Dataset items:

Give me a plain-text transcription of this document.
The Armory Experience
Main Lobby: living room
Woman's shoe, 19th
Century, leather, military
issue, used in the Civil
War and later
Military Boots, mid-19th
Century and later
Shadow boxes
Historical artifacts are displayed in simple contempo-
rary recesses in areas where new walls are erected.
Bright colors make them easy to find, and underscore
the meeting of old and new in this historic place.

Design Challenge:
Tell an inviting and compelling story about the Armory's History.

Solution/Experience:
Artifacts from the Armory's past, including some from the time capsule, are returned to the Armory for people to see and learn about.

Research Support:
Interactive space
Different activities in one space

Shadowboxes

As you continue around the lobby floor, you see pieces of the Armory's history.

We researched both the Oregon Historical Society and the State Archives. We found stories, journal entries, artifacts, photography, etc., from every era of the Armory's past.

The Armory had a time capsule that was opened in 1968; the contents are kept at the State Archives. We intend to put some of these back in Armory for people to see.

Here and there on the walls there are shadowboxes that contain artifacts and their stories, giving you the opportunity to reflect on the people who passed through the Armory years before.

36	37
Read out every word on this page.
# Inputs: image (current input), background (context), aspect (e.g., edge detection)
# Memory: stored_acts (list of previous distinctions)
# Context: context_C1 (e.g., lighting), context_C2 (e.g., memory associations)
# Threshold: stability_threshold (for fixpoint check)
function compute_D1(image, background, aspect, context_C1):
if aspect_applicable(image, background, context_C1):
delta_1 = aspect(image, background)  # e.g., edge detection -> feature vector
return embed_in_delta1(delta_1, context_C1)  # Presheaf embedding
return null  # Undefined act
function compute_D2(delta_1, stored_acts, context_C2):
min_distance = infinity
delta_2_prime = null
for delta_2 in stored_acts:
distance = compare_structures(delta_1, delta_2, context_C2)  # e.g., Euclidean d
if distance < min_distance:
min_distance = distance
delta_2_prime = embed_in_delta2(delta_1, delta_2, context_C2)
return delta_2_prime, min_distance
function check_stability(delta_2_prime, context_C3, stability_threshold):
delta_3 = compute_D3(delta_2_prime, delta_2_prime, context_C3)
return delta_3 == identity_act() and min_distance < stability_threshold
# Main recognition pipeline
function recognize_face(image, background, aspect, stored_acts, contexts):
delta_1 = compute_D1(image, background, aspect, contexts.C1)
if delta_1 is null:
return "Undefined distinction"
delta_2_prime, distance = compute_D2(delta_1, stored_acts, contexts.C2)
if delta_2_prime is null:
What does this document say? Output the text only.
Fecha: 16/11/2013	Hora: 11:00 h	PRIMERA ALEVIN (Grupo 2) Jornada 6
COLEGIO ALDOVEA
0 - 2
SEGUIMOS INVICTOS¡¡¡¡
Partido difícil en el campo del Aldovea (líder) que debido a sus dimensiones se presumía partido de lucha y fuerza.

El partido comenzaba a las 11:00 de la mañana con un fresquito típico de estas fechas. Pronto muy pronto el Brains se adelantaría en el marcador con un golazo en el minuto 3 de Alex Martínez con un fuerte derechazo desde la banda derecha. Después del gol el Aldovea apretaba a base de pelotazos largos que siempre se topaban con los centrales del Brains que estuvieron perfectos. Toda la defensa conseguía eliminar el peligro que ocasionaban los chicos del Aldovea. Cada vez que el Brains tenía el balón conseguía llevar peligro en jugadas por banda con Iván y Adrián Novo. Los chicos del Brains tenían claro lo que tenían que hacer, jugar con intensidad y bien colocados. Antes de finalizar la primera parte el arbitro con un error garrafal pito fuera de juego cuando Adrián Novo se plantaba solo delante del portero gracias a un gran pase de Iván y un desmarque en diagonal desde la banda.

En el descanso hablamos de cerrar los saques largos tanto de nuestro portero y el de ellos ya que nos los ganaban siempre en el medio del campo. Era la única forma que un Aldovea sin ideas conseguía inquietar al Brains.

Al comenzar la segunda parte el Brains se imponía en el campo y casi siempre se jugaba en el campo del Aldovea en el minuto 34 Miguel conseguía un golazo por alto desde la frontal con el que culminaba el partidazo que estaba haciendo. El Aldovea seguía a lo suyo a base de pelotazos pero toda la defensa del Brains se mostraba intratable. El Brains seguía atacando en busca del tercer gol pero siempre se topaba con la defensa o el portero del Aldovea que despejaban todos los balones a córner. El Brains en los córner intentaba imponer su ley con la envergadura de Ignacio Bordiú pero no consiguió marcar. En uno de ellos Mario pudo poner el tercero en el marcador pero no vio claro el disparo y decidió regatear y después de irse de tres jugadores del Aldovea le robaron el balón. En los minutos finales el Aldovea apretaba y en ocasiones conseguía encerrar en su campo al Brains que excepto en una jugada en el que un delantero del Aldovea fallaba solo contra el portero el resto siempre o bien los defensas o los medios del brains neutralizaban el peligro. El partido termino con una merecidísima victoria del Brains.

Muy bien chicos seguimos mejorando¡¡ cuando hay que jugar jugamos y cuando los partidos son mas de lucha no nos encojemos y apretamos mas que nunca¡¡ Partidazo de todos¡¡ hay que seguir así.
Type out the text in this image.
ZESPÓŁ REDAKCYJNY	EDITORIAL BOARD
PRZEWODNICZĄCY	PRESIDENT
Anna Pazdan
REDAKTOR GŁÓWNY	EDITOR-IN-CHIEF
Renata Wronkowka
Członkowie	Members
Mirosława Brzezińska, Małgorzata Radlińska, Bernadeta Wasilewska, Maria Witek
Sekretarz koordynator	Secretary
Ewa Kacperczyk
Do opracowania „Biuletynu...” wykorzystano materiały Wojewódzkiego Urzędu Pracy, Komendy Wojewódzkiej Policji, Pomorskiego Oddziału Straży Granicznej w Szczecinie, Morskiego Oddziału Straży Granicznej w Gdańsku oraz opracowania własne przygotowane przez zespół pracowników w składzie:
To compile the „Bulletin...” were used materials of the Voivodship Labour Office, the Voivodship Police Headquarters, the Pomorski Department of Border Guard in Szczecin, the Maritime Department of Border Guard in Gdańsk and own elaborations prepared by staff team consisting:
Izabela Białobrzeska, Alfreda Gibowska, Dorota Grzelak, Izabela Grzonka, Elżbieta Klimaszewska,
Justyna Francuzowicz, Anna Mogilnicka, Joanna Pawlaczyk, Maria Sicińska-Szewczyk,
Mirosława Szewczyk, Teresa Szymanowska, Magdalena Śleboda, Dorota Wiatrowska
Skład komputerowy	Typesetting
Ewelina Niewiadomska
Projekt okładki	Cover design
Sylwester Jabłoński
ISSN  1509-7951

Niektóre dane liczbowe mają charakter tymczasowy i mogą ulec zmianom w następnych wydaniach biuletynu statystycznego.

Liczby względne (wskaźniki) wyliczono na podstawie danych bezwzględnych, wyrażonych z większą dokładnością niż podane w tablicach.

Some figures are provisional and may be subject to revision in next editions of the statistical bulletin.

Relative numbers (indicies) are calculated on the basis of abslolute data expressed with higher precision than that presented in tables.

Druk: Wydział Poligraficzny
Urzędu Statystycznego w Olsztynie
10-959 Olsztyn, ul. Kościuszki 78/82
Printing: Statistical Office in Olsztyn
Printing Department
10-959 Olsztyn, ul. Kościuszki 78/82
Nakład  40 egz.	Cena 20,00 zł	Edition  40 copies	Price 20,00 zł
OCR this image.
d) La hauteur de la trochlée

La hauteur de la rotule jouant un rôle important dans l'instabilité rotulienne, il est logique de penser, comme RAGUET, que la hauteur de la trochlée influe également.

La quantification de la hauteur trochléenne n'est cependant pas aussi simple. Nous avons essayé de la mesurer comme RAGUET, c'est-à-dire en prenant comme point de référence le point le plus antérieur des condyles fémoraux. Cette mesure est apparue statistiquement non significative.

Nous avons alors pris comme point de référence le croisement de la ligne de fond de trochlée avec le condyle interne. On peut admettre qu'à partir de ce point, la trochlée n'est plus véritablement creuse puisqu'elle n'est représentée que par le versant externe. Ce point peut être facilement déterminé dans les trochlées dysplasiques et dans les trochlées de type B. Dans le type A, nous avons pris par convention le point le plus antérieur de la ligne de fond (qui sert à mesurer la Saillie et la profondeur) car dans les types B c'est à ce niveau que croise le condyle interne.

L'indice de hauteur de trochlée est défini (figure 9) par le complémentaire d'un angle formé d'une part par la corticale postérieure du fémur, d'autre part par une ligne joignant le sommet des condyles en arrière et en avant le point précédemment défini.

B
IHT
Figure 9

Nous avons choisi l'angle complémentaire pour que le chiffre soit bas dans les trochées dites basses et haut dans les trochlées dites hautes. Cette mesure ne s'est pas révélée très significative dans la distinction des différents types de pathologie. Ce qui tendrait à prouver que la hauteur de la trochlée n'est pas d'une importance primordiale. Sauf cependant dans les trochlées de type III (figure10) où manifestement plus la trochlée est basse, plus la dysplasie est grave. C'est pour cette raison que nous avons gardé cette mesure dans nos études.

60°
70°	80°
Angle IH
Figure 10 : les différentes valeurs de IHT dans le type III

EXERCISE PROMPT:
Filter the entries and copy out every line with the word "Maria".

SOLUTION FOR THIS EXERCISE:
Mirosława Brzezińska, Małgorzata Radlińska, Bernadeta Wasilewska, Maria Witek
Justyna Francuzowicz, Anna Mogilnicka, Joanna Pawlaczyk, Maria Sicińska-Szewczyk,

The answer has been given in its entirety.